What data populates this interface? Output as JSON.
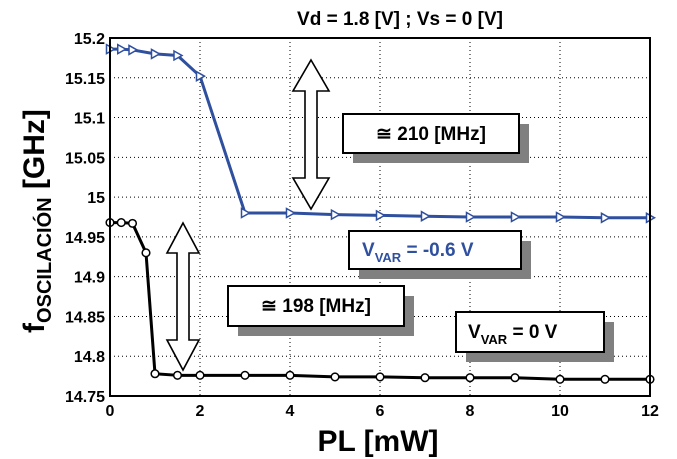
{
  "colors": {
    "series_blue": "#2f4f9f",
    "series_black": "#000000",
    "shadow": "#808080",
    "grid": "#000000"
  },
  "chart_data": {
    "type": "line",
    "title": "Vd = 1.8 [V]  ;  Vs = 0 [V]",
    "xlabel": "PL [mW]",
    "ylabel": {
      "main": "f",
      "sub": "OSCILACIÓN",
      "unit": " [GHz]"
    },
    "xlim": [
      0,
      12
    ],
    "ylim": [
      14.75,
      15.2
    ],
    "xticks": [
      "0",
      "2",
      "4",
      "6",
      "8",
      "10",
      "12"
    ],
    "yticks": [
      "15.2",
      "15.15",
      "15.1",
      "15.05",
      "15",
      "14.95",
      "14.9",
      "14.85",
      "14.8",
      "14.75"
    ],
    "grid": true,
    "series": [
      {
        "marker": "triangle-right",
        "color": "#2f4f9f",
        "x": [
          0,
          0.25,
          0.5,
          1,
          1.5,
          2,
          3,
          4,
          5,
          6,
          7,
          8,
          9,
          10,
          11,
          12
        ],
        "y": [
          15.186,
          15.186,
          15.185,
          15.18,
          15.178,
          15.152,
          14.98,
          14.98,
          14.978,
          14.977,
          14.976,
          14.975,
          14.975,
          14.975,
          14.974,
          14.974
        ]
      },
      {
        "marker": "circle",
        "color": "#000000",
        "x": [
          0,
          0.25,
          0.5,
          0.8,
          1,
          1.5,
          2,
          3,
          4,
          5,
          6,
          7,
          8,
          9,
          10,
          11,
          12
        ],
        "y": [
          14.968,
          14.968,
          14.967,
          14.93,
          14.778,
          14.776,
          14.776,
          14.776,
          14.776,
          14.774,
          14.774,
          14.773,
          14.773,
          14.773,
          14.771,
          14.771,
          14.771
        ]
      }
    ],
    "annotations": [
      {
        "text": "≅ 210 [MHz]"
      },
      {
        "prefix": "V",
        "sub": "VAR",
        "suffix": " =  -0.6 V"
      },
      {
        "text": "≅ 198 [MHz]"
      },
      {
        "prefix": "V",
        "sub": "VAR",
        "suffix": " =  0  V"
      }
    ]
  }
}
# # # #
WORK INSTRUCTIONS: Copy out all lines above that include the string "marker".

RESPONSE:
        "marker": "triangle-right",
        "marker": "circle",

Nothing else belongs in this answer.